Show each line of the entries below in which the word "xlabel" appears.

SOURCE MATERIAL: Begin

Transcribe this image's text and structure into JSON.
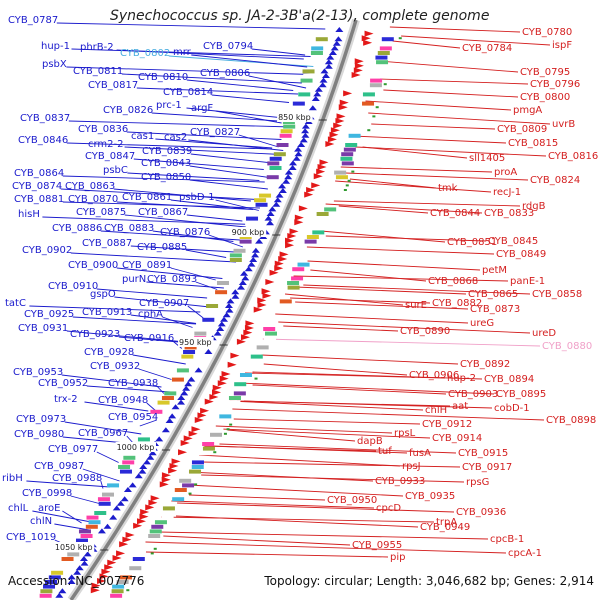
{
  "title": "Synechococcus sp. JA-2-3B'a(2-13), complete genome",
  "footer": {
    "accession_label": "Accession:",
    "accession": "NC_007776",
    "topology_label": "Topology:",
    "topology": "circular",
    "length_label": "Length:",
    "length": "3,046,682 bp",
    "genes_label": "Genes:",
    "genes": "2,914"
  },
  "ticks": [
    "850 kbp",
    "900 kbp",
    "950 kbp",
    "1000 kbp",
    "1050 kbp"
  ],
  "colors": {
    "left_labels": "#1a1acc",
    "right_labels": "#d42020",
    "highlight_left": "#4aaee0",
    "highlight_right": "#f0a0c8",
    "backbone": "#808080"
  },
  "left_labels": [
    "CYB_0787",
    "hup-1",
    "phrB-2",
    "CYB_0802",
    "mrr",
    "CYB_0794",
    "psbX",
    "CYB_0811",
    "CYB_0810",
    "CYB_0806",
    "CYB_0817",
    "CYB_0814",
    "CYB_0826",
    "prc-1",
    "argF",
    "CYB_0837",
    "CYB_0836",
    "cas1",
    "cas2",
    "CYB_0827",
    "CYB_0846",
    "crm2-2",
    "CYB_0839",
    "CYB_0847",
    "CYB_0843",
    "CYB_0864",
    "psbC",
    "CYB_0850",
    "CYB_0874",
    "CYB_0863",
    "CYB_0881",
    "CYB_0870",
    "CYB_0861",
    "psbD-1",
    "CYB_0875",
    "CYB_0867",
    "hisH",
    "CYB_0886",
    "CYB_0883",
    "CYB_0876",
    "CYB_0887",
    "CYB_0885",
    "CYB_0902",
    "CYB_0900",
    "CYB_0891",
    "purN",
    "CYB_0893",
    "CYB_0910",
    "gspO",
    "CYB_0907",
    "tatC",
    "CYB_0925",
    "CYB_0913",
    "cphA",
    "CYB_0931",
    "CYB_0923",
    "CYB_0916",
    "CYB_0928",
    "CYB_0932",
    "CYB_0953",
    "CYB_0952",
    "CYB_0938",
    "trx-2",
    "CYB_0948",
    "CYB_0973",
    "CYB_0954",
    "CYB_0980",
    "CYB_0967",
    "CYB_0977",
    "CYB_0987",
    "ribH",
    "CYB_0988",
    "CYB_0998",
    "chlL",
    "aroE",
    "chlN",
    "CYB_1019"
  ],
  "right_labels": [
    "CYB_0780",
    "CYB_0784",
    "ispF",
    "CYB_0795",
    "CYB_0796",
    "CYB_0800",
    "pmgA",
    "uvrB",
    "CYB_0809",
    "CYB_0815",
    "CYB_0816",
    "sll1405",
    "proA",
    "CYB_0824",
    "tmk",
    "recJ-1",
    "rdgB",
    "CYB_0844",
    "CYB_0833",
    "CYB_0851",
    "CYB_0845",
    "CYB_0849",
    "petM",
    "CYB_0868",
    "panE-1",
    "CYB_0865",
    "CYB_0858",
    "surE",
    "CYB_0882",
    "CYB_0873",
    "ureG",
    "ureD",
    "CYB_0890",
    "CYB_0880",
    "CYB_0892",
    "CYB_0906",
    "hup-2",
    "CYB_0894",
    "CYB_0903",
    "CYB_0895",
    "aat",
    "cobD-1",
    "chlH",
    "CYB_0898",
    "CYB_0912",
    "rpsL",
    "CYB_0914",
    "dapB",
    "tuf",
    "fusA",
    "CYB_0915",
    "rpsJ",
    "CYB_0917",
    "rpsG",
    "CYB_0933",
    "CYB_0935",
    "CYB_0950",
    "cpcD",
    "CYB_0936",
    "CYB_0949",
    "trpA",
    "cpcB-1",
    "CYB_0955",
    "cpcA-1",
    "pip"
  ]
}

SOURCE MATERIAL: End
SOURCE MATERIAL: Begin

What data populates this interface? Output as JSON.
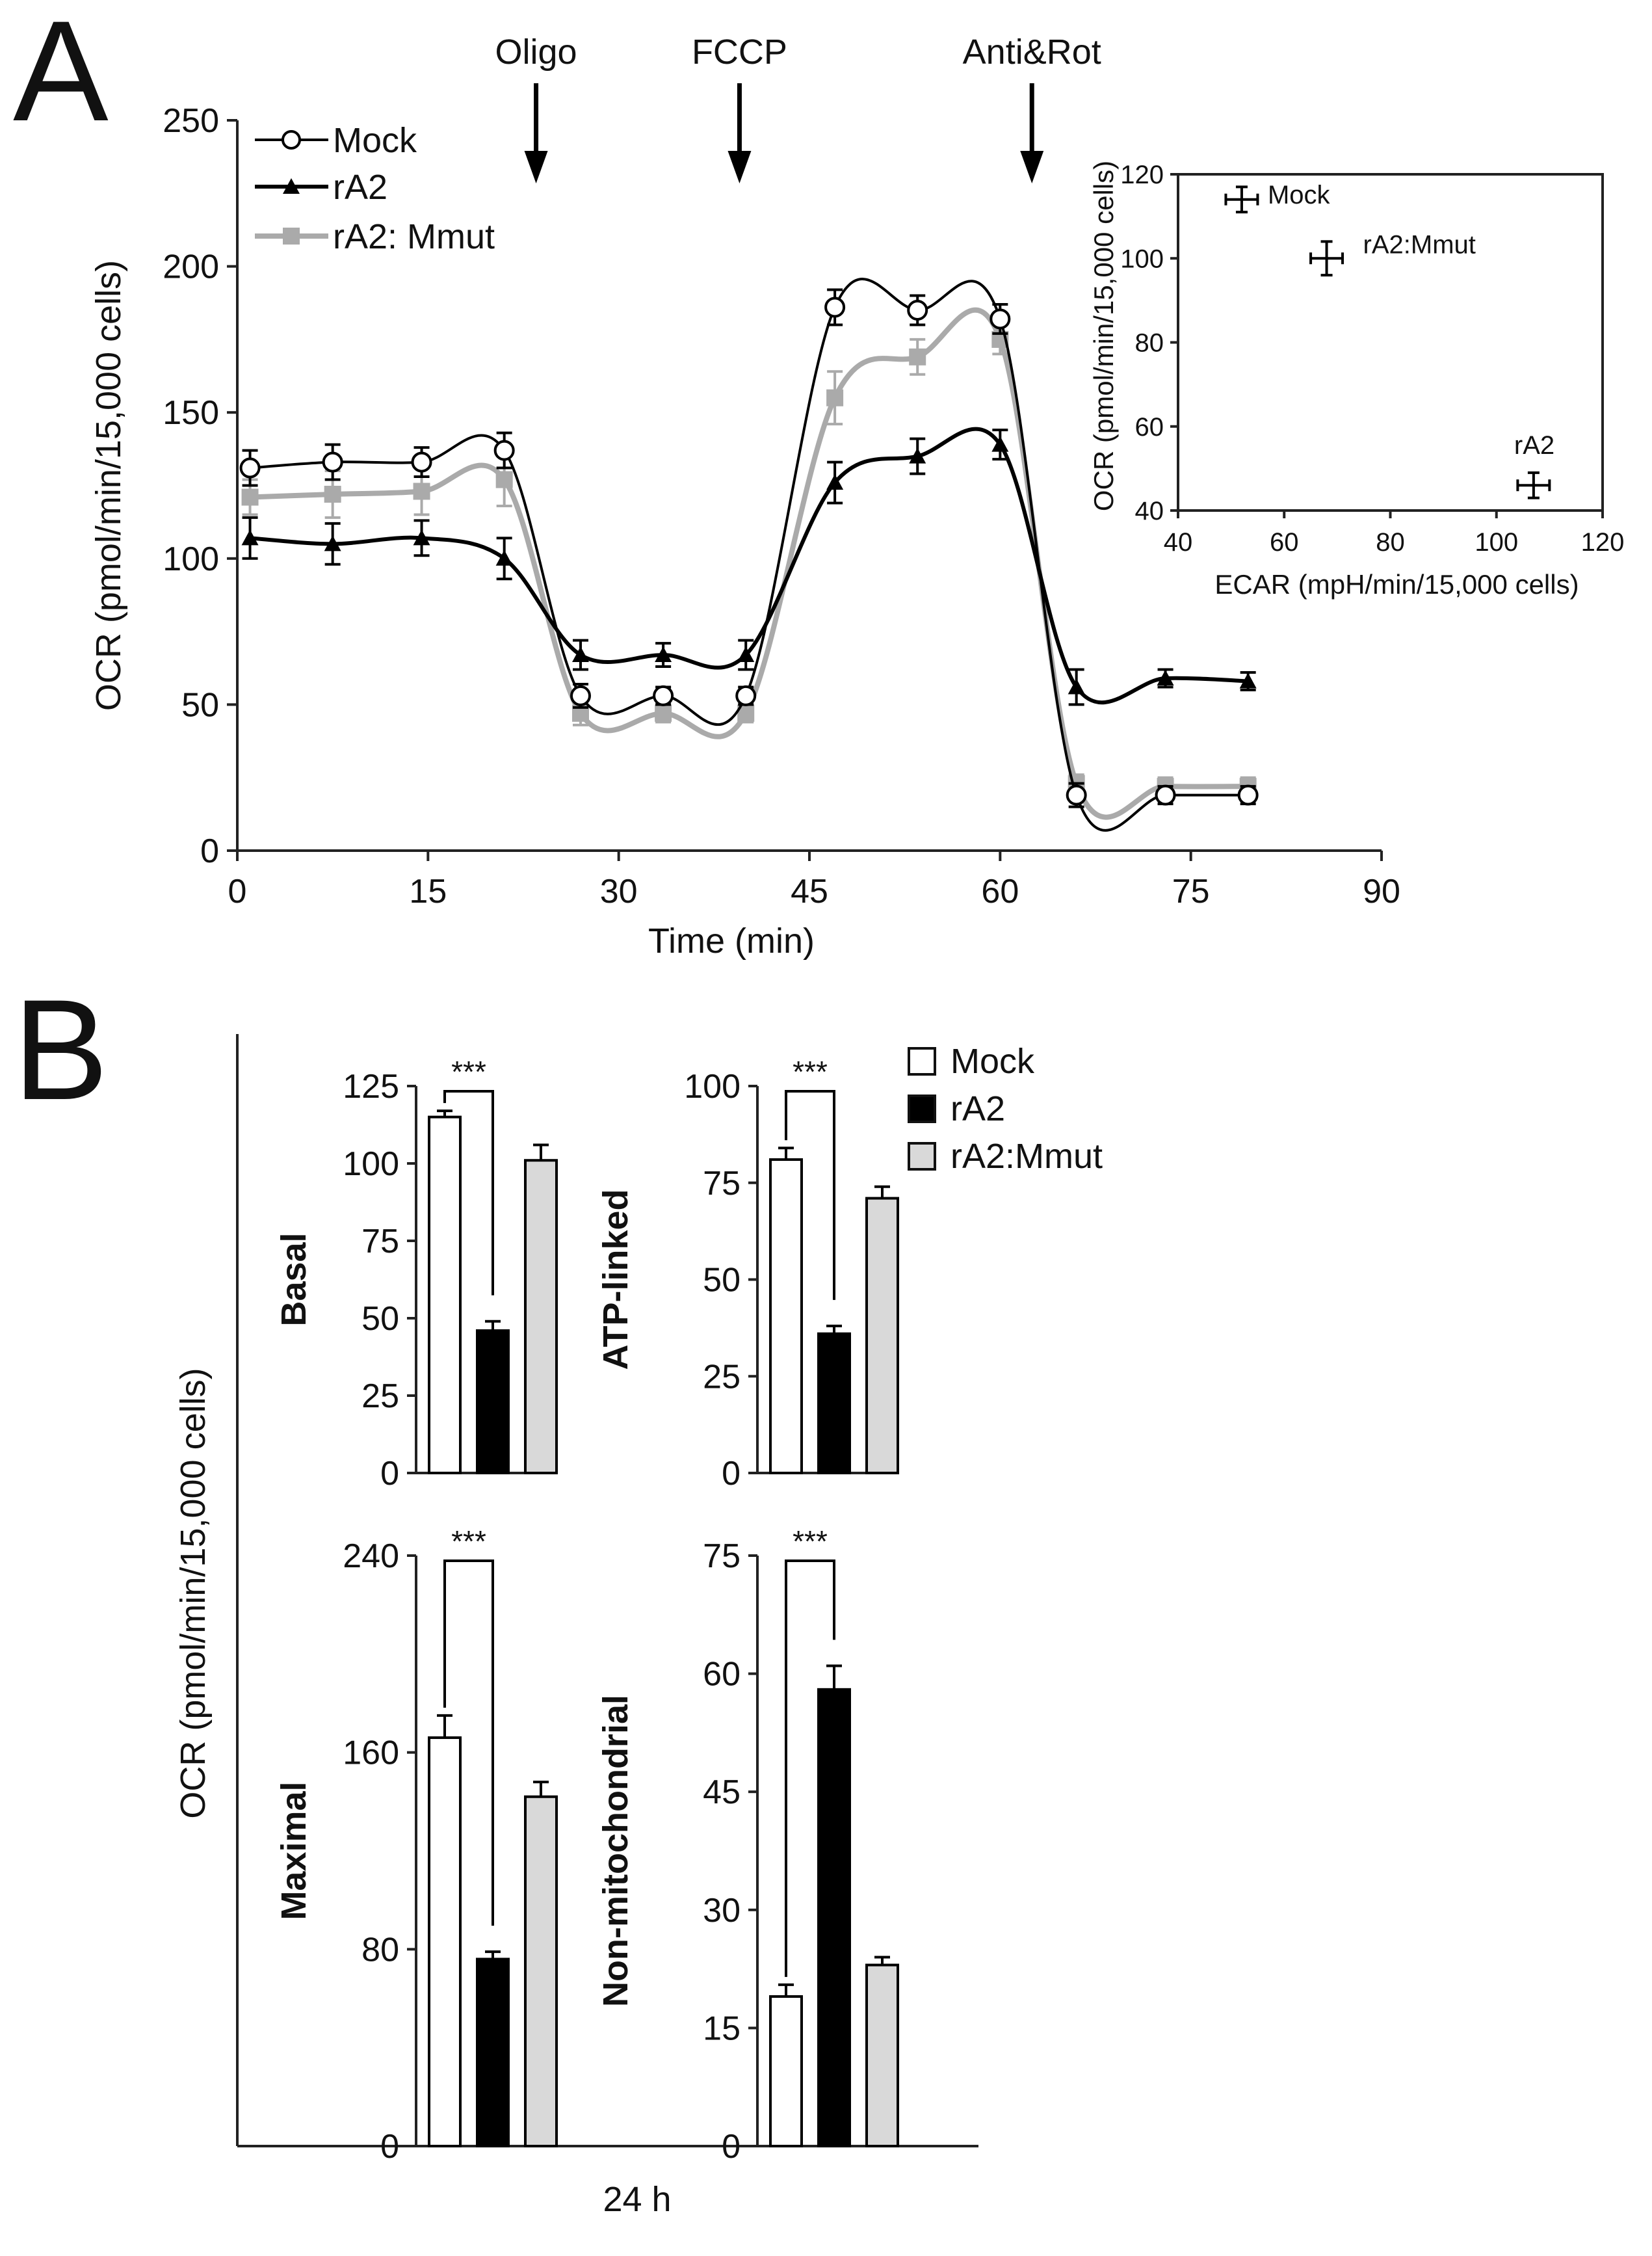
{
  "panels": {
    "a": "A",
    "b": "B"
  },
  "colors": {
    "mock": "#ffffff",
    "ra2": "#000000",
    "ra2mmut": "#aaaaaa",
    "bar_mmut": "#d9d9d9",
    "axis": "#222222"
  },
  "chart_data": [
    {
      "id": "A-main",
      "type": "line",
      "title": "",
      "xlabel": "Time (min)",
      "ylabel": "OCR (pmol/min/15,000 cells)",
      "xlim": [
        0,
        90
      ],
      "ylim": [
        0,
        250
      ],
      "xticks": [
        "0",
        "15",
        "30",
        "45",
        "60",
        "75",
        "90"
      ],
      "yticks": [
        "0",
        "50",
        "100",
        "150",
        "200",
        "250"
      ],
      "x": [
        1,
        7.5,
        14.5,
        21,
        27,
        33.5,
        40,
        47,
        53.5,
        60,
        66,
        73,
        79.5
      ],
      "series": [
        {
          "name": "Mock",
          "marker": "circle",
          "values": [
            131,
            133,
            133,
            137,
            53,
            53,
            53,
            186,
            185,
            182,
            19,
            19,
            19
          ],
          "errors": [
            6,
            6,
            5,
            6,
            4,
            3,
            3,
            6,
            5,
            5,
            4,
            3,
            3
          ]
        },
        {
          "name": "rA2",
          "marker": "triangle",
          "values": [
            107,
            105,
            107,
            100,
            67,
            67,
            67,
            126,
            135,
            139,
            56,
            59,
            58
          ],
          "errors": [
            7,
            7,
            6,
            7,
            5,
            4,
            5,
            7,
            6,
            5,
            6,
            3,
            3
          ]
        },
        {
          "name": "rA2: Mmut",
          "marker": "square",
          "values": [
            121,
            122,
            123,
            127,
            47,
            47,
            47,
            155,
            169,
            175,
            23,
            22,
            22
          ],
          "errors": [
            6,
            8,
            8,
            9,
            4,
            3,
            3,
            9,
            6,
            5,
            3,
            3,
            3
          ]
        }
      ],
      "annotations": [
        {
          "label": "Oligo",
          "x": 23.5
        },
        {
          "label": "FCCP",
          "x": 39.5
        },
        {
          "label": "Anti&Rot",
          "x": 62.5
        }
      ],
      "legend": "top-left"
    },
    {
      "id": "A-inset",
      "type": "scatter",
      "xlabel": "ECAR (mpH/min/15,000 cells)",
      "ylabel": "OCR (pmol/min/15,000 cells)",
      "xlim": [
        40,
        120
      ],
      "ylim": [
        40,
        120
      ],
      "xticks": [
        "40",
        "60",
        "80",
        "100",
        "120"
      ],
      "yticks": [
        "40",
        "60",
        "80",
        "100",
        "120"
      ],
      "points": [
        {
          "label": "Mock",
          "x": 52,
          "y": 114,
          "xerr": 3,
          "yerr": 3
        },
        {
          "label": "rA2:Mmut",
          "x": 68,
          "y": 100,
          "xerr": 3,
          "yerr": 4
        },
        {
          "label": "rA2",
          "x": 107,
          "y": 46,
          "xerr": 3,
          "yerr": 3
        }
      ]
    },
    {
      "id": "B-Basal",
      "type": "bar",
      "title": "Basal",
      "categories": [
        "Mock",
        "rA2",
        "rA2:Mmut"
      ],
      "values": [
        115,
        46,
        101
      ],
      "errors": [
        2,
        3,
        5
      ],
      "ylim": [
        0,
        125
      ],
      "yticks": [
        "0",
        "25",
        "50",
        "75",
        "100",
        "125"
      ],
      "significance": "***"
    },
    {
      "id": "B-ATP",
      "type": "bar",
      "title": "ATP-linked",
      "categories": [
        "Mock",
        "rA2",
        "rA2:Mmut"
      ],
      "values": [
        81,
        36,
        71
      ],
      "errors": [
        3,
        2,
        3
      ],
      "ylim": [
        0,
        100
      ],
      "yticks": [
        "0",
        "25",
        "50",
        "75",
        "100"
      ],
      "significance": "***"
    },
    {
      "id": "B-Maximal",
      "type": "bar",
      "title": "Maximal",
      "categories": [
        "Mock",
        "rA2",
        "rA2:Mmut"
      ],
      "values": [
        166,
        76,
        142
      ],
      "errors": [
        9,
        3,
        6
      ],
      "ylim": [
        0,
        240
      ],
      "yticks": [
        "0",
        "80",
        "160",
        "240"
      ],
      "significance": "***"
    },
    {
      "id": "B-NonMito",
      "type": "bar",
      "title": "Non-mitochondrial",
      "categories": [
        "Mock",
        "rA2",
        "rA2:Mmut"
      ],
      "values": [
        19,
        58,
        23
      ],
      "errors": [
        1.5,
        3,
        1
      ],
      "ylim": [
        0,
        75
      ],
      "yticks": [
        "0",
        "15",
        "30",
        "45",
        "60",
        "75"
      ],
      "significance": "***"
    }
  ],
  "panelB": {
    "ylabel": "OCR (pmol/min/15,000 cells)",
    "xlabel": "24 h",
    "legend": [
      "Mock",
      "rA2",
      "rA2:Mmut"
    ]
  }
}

SOURCE MATERIAL: End

- _ANSWER TO THIS PROBLEM_:
      "xlabel": "Time (min)",
      "xlabel": "ECAR (mpH/min/15,000 cells)",
    "xlabel": "24 h",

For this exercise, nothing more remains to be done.